───── Data for processing ─────

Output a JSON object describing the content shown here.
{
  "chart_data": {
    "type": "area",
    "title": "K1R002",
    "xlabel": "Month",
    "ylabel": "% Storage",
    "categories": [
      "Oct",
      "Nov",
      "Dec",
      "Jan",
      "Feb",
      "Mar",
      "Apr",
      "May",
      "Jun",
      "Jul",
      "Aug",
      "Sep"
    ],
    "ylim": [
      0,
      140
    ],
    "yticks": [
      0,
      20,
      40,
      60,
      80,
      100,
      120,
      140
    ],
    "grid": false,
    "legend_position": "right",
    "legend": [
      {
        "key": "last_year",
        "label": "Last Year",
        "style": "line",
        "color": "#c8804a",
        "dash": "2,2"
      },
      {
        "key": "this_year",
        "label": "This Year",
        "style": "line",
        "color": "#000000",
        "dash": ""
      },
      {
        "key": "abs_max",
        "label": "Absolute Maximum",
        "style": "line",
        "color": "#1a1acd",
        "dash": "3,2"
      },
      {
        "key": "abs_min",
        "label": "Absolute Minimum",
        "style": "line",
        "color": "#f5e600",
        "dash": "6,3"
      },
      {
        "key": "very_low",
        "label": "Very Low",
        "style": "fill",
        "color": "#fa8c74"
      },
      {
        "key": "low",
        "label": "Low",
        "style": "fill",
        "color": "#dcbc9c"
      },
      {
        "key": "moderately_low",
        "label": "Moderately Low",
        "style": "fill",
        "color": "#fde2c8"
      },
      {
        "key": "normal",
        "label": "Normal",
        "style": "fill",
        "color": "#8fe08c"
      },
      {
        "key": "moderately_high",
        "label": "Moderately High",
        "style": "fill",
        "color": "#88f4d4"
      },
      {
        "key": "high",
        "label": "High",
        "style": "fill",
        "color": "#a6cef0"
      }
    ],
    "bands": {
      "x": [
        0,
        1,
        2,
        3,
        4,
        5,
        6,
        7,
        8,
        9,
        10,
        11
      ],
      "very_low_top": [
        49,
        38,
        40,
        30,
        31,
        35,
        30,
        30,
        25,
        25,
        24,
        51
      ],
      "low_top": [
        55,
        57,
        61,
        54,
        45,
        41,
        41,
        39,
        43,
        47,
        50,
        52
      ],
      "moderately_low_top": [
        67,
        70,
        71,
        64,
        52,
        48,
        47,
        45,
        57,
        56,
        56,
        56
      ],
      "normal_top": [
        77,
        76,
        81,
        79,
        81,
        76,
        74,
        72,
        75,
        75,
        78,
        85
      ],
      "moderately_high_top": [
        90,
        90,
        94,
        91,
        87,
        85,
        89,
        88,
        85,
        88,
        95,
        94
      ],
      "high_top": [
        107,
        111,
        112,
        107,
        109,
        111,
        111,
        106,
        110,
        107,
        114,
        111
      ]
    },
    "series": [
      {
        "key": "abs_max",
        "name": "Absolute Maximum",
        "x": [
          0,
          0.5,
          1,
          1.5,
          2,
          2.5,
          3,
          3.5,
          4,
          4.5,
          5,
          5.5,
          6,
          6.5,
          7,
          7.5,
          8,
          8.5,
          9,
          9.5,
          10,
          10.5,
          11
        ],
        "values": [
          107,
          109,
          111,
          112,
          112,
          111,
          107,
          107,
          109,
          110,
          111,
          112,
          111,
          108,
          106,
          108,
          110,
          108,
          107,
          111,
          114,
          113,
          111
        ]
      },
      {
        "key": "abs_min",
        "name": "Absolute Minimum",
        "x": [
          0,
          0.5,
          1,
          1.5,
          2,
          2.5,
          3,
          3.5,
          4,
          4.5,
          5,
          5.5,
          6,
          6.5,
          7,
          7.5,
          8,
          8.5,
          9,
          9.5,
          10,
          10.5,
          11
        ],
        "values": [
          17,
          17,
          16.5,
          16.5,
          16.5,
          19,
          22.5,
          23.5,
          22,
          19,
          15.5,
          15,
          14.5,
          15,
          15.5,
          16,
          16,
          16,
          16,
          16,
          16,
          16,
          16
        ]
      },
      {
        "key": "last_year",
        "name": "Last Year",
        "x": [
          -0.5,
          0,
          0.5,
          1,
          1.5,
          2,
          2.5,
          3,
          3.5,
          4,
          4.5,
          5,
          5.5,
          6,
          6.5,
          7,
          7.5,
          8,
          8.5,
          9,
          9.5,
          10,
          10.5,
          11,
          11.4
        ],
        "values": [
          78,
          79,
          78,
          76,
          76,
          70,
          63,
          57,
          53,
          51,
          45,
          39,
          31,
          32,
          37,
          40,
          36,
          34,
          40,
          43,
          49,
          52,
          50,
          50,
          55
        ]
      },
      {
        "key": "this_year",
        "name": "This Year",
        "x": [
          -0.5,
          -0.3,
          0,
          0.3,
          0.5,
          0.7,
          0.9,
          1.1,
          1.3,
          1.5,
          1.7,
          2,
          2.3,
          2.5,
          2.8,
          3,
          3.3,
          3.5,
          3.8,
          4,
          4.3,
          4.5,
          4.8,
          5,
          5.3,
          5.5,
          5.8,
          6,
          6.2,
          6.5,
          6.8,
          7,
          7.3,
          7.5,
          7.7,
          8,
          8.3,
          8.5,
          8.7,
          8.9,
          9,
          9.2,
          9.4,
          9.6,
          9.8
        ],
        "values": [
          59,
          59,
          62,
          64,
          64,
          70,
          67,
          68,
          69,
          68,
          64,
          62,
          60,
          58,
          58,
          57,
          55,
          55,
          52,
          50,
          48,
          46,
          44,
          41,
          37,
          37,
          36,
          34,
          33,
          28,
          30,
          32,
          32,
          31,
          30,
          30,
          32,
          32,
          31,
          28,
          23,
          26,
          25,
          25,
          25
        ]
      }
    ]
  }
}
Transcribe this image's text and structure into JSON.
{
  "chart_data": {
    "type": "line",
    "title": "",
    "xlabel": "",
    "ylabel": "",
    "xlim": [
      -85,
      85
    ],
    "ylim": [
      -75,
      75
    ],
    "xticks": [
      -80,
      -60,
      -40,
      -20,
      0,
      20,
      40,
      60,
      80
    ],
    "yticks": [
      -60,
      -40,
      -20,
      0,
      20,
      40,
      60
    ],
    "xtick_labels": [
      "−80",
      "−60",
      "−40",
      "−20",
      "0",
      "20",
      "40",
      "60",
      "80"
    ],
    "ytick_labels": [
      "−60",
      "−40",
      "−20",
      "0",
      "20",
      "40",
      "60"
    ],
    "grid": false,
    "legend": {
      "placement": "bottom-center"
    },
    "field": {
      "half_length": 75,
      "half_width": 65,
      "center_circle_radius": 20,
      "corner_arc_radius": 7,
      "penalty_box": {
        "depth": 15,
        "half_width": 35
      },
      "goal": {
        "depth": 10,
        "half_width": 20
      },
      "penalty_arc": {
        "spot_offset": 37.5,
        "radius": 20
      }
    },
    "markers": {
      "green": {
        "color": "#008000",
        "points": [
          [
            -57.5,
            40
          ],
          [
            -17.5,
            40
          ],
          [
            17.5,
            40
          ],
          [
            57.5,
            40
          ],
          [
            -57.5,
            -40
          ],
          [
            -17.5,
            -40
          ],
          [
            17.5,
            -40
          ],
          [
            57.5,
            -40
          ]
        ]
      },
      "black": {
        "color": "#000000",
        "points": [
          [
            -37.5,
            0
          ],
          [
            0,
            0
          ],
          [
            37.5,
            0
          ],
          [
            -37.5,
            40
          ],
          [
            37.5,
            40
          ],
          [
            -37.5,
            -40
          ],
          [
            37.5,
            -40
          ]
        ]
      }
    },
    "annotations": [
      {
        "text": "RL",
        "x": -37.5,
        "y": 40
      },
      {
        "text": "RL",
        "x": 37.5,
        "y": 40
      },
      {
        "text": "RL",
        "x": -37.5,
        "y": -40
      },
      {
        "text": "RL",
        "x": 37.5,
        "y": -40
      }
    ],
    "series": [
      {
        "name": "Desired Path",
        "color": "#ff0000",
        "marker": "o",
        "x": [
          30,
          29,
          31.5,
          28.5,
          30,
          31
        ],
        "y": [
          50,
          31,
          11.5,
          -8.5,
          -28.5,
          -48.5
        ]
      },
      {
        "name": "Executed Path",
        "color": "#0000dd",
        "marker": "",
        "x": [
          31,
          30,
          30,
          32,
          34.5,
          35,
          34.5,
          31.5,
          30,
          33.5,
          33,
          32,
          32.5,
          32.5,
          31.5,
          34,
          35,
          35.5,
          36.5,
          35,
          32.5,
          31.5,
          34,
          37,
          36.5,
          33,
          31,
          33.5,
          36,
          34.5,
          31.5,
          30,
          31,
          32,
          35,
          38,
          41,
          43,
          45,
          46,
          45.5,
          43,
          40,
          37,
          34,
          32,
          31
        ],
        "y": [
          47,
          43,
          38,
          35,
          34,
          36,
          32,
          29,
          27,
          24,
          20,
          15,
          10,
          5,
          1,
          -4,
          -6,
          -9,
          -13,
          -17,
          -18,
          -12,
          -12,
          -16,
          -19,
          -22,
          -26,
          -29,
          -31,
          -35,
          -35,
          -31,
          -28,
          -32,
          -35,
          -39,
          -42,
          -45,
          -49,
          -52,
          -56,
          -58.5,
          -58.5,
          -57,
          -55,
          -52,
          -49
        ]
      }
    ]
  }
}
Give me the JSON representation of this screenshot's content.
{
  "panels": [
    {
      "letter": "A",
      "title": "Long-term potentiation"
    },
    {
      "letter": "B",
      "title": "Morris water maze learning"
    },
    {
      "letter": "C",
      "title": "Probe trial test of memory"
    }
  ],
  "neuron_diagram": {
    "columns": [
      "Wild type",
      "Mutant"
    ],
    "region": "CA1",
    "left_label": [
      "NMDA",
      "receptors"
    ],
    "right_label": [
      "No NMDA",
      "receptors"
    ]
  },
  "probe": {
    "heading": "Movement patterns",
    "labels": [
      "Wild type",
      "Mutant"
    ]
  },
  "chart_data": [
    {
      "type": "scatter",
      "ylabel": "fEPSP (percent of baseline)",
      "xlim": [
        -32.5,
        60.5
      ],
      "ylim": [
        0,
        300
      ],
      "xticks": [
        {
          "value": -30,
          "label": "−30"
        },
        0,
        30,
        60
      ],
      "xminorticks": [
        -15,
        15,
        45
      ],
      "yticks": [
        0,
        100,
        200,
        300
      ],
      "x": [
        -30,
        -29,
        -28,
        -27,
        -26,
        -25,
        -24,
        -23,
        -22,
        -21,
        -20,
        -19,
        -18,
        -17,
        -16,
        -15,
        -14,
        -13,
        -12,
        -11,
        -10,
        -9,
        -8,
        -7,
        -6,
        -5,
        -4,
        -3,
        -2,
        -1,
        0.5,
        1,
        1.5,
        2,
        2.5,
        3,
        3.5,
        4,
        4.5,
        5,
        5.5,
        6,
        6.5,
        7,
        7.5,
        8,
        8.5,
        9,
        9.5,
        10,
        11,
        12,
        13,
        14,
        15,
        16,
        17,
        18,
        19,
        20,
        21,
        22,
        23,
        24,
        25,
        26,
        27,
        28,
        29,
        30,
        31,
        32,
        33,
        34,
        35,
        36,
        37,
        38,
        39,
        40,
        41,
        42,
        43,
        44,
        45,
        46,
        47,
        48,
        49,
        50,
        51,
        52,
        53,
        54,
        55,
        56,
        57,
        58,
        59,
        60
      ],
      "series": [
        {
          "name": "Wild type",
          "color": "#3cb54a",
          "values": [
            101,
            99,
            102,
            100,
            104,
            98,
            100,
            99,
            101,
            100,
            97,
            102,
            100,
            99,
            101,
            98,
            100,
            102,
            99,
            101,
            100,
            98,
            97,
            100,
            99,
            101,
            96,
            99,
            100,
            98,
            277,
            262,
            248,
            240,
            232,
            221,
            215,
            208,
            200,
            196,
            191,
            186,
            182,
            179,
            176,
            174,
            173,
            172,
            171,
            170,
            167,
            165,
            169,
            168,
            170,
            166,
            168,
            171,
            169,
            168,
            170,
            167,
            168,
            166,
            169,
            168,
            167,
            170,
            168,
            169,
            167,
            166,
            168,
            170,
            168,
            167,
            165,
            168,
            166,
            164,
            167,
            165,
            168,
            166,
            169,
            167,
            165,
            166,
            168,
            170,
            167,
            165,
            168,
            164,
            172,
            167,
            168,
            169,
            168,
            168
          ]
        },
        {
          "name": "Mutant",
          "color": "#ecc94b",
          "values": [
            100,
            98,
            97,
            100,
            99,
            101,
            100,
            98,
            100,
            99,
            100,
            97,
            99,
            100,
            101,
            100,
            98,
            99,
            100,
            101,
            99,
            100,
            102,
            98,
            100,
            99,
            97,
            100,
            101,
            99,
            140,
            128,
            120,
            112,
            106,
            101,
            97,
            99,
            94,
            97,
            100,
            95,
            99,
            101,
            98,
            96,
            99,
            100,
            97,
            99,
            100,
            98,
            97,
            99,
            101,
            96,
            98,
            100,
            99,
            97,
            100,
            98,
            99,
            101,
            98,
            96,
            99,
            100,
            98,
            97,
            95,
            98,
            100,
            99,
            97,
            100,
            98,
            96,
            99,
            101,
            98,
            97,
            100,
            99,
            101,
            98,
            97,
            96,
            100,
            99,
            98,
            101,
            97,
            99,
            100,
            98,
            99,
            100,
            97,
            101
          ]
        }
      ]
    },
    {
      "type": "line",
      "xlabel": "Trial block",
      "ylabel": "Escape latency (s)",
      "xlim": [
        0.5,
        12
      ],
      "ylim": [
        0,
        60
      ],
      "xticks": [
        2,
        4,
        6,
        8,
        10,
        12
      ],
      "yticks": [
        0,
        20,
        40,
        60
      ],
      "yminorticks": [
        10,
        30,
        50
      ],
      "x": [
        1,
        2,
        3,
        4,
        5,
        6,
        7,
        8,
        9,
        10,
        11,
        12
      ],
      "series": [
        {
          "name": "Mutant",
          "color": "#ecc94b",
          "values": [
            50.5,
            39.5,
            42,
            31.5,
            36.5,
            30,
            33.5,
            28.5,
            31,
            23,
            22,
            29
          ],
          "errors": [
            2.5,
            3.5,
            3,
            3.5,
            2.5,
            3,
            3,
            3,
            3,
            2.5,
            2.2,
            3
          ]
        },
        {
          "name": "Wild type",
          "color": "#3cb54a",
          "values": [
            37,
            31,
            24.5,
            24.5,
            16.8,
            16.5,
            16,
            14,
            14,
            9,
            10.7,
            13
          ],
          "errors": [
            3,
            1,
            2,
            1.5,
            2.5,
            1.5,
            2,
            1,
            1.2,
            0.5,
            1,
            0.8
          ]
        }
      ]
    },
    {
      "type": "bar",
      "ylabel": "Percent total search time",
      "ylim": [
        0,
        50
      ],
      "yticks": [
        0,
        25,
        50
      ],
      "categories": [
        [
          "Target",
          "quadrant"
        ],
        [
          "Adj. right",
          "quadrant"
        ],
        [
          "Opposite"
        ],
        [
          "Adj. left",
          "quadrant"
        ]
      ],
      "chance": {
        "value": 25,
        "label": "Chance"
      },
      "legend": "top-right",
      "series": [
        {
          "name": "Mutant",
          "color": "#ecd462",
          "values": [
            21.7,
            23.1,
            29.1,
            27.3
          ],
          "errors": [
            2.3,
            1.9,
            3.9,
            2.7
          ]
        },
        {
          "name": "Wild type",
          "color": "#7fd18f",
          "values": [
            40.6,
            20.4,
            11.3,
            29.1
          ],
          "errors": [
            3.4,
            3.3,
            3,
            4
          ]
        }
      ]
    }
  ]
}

─────

Pull every line containing "JSON" out of the records.

Output a JSON object describing the content shown here.
Transcribe this image's text and structure into JSON.
Give me the JSON representation of this screenshot's content.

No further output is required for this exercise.